§ **RECORDS**
********************

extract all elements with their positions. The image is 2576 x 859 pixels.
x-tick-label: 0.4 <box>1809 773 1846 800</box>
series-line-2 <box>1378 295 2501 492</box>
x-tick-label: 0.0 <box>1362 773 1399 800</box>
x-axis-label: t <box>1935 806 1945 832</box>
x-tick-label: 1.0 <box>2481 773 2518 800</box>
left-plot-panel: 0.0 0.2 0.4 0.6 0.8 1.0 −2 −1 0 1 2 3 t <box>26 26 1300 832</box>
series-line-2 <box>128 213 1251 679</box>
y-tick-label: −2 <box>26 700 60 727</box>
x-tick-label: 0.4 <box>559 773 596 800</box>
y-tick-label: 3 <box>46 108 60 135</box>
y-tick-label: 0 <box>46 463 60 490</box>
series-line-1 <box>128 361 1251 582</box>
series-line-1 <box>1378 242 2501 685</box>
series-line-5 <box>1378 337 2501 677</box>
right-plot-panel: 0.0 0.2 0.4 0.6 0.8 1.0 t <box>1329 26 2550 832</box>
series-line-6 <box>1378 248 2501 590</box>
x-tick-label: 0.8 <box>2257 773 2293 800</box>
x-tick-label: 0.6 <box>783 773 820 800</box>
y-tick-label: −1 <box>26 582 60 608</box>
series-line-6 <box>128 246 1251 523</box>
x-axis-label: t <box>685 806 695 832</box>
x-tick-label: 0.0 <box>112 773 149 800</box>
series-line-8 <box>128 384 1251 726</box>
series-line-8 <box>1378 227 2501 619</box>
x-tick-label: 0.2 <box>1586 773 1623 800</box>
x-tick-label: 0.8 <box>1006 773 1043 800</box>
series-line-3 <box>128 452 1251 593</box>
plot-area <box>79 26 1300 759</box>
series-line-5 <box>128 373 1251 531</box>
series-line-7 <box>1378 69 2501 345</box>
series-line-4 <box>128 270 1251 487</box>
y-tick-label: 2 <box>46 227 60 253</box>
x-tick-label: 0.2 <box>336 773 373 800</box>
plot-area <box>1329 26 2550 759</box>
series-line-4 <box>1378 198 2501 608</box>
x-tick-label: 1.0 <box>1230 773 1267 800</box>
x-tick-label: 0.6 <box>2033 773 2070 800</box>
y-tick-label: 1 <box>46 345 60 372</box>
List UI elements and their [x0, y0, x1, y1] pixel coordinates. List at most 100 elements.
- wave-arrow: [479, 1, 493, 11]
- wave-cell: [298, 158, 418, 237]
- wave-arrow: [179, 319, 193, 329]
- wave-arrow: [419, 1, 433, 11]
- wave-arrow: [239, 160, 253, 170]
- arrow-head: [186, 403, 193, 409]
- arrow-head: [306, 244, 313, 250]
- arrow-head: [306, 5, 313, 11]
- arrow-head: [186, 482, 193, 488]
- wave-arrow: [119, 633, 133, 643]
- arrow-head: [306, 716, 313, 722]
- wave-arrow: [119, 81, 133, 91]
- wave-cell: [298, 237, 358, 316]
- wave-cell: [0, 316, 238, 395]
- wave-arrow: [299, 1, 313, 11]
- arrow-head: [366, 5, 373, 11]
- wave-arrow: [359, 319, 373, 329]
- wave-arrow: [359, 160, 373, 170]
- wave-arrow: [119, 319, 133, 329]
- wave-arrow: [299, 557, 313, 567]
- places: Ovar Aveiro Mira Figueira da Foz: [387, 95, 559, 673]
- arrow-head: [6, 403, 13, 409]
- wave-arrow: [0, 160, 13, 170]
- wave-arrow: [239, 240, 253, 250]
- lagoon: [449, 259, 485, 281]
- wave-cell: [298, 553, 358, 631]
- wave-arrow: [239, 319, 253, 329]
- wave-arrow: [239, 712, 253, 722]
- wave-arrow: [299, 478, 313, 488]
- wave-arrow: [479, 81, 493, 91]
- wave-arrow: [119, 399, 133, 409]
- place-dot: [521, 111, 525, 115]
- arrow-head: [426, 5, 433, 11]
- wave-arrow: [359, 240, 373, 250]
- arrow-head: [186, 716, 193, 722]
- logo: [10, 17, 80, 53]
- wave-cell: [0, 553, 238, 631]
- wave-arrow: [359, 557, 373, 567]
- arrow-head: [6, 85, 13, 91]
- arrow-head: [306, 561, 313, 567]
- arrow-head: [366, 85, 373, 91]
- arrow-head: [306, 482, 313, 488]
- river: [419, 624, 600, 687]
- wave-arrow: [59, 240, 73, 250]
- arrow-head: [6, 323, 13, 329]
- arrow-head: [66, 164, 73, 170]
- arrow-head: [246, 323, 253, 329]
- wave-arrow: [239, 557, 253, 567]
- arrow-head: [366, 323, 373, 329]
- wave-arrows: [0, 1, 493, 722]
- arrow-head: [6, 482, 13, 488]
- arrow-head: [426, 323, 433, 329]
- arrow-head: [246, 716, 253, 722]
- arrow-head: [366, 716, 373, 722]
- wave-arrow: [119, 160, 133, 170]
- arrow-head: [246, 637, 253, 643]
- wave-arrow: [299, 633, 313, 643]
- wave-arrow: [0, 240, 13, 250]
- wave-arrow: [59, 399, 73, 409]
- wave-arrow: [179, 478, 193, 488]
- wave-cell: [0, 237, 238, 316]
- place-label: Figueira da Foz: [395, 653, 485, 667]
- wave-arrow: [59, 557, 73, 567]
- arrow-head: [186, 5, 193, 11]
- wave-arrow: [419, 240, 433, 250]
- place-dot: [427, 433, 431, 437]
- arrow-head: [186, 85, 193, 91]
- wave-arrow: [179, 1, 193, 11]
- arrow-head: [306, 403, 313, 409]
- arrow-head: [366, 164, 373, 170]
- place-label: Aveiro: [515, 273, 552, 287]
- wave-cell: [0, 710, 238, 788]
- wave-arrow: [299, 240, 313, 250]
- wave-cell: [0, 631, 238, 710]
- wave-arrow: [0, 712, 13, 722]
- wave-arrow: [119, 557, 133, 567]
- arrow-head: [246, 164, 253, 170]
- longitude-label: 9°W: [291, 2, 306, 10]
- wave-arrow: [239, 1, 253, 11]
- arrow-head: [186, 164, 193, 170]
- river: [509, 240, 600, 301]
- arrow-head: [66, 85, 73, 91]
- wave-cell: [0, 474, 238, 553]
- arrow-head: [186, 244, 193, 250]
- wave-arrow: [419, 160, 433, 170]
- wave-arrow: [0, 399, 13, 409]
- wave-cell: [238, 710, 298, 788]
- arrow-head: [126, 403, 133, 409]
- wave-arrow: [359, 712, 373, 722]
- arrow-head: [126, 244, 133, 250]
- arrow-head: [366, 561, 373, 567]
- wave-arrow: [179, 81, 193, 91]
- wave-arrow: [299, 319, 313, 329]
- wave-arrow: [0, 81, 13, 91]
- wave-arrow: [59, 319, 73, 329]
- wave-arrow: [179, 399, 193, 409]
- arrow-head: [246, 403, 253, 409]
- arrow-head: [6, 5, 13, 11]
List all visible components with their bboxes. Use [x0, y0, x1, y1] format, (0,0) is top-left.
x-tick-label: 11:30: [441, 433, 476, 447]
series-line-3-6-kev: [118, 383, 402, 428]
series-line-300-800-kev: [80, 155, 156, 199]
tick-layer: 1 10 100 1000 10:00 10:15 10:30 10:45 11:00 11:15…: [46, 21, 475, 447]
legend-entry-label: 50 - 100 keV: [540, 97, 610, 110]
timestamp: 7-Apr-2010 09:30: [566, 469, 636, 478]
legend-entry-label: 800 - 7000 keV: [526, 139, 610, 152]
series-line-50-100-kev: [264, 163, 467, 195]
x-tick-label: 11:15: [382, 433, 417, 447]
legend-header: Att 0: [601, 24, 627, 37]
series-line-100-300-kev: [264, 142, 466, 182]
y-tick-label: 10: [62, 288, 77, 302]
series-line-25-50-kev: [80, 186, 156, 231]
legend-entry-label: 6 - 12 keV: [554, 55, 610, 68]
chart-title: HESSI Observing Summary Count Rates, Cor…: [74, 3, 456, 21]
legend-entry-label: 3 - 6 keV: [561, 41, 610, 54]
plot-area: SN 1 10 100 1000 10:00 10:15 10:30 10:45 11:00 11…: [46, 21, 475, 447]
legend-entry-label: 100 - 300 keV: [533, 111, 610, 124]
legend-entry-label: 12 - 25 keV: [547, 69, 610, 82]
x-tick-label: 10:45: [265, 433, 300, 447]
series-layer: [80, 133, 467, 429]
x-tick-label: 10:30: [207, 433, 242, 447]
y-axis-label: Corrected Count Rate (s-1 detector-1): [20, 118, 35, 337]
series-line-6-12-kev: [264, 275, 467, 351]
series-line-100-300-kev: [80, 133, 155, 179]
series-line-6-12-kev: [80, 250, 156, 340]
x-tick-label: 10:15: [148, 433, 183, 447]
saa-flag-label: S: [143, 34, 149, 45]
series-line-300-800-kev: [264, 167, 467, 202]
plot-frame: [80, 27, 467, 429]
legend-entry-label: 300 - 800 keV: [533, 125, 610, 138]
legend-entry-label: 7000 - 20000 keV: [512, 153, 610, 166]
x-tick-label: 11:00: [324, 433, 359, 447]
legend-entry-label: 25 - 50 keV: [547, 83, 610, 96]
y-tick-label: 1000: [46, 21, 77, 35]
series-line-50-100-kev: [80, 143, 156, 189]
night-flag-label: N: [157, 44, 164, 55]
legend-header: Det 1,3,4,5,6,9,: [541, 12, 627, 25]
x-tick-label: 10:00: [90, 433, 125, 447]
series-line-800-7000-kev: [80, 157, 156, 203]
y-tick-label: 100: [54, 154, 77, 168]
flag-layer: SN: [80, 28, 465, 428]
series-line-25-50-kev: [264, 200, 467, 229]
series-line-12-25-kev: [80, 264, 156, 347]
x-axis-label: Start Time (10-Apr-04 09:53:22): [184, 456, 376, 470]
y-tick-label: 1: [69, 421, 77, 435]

********************

Copy out the data from its first line through the line containing "x-tick-label: 0.8 <box>2257", with both ends included and every line unchanged.

extract all elements with their positions. The image is 2576 x 859 pixels.
x-tick-label: 0.4 <box>1809 773 1846 800</box>
series-line-2 <box>1378 295 2501 492</box>
x-tick-label: 0.0 <box>1362 773 1399 800</box>
x-axis-label: t <box>1935 806 1945 832</box>
x-tick-label: 1.0 <box>2481 773 2518 800</box>
left-plot-panel: 0.0 0.2 0.4 0.6 0.8 1.0 −2 −1 0 1 2 3 t <box>26 26 1300 832</box>
series-line-2 <box>128 213 1251 679</box>
y-tick-label: −2 <box>26 700 60 727</box>
x-tick-label: 0.4 <box>559 773 596 800</box>
y-tick-label: 3 <box>46 108 60 135</box>
y-tick-label: 0 <box>46 463 60 490</box>
series-line-1 <box>128 361 1251 582</box>
series-line-1 <box>1378 242 2501 685</box>
series-line-5 <box>1378 337 2501 677</box>
right-plot-panel: 0.0 0.2 0.4 0.6 0.8 1.0 t <box>1329 26 2550 832</box>
series-line-6 <box>1378 248 2501 590</box>
x-tick-label: 0.8 <box>2257 773 2293 800</box>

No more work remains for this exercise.